(WHAT YOU ARE ASKED TO DO): What follows is a block of records; restate each one word for word.
[START OF RECORDS FOR THIS TASK]
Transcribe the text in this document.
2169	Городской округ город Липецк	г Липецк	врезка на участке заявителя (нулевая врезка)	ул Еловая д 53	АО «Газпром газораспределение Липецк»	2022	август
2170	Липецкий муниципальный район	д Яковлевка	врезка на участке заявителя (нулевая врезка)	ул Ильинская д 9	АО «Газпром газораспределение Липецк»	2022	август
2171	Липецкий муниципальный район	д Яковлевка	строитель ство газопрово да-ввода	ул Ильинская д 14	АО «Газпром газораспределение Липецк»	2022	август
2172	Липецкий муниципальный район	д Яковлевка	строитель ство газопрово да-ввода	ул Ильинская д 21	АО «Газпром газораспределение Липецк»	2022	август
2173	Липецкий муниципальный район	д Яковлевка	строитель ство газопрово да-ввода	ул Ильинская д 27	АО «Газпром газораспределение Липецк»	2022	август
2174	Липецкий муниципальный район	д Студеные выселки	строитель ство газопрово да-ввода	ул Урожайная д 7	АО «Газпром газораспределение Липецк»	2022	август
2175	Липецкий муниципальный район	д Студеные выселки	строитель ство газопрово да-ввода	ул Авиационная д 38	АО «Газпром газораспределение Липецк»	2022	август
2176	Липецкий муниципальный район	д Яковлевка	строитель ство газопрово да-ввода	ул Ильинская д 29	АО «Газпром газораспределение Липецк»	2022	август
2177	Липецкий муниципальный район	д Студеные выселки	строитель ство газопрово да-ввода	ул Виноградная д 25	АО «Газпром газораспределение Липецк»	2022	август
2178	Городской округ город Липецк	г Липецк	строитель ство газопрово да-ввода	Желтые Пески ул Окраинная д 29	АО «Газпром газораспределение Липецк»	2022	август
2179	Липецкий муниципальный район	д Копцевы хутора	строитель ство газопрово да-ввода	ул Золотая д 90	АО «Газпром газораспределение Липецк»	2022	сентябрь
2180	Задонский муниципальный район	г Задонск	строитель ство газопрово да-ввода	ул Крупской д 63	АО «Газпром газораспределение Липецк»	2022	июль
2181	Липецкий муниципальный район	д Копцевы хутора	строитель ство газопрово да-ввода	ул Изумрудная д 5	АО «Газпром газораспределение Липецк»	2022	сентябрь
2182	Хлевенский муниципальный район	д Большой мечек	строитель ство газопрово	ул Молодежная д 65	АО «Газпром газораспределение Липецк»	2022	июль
[END OF RECORDS FOR THIS TASK]
(THE REPLY):
Transcribe the text in this document.
2169	Городской округ город Липецк	г Липецк	врезка на участке заявителя (нулевая врезка)	ул Еловая д 53	АО «Газпром газораспределение Липецк»	2022	август
2170	Липецкий муниципальный район	д Яковлевка	врезка на участке заявителя (нулевая врезка)	ул Ильинская д 9	АО «Газпром газораспределение Липецк»	2022	август
2171	Липецкий муниципальный район	д Яковлевка	строитель ство газопрово да-ввода	ул Ильинская д 14	АО «Газпром газораспределение Липецк»	2022	август
2172	Липецкий муниципальный район	д Яковлевка	строитель ство газопрово да-ввода	ул Ильинская д 21	АО «Газпром газораспределение Липецк»	2022	август
2173	Липецкий муниципальный район	д Яковлевка	строитель ство газопрово да-ввода	ул Ильинская д 27	АО «Газпром газораспределение Липецк»	2022	август
2174	Липецкий муниципальный район	д Студеные выселки	строитель ство газопрово да-ввода	ул Урожайная д 7	АО «Газпром газораспределение Липецк»	2022	август
2175	Липецкий муниципальный район	д Студеные выселки	строитель ство газопрово да-ввода	ул Авиационная д 38	АО «Газпром газораспределение Липецк»	2022	август
2176	Липецкий муниципальный район	д Яковлевка	строитель ство газопрово да-ввода	ул Ильинская д 29	АО «Газпром газораспределение Липецк»	2022	август
2177	Липецкий муниципальный район	д Студеные выселки	строитель ство газопрово да-ввода	ул Виноградная д 25	АО «Газпром газораспределение Липецк»	2022	август
2178	Городской округ город Липецк	г Липецк	строитель ство газопрово да-ввода	Желтые Пески ул Окраинная д 29	АО «Газпром газораспределение Липецк»	2022	август
2179	Липецкий муниципальный район	д Копцевы хутора	строитель ство газопрово да-ввода	ул Золотая д 90	АО «Газпром газораспределение Липецк»	2022	сентябрь
2180	Задонский муниципальный район	г Задонск	строитель ство газопрово да-ввода	ул Крупской д 63	АО «Газпром газораспределение Липецк»	2022	июль
2181	Липецкий муниципальный район	д Копцевы хутора	строитель ство газопрово да-ввода	ул Изумрудная д 5	АО «Газпром газораспределение Липецк»	2022	сентябрь
2182	Хлевенский муниципальный район	д Большой мечек	строитель ство газопрово	ул Молодежная д 65	АО «Газпром газораспределение Липецк»	2022	июль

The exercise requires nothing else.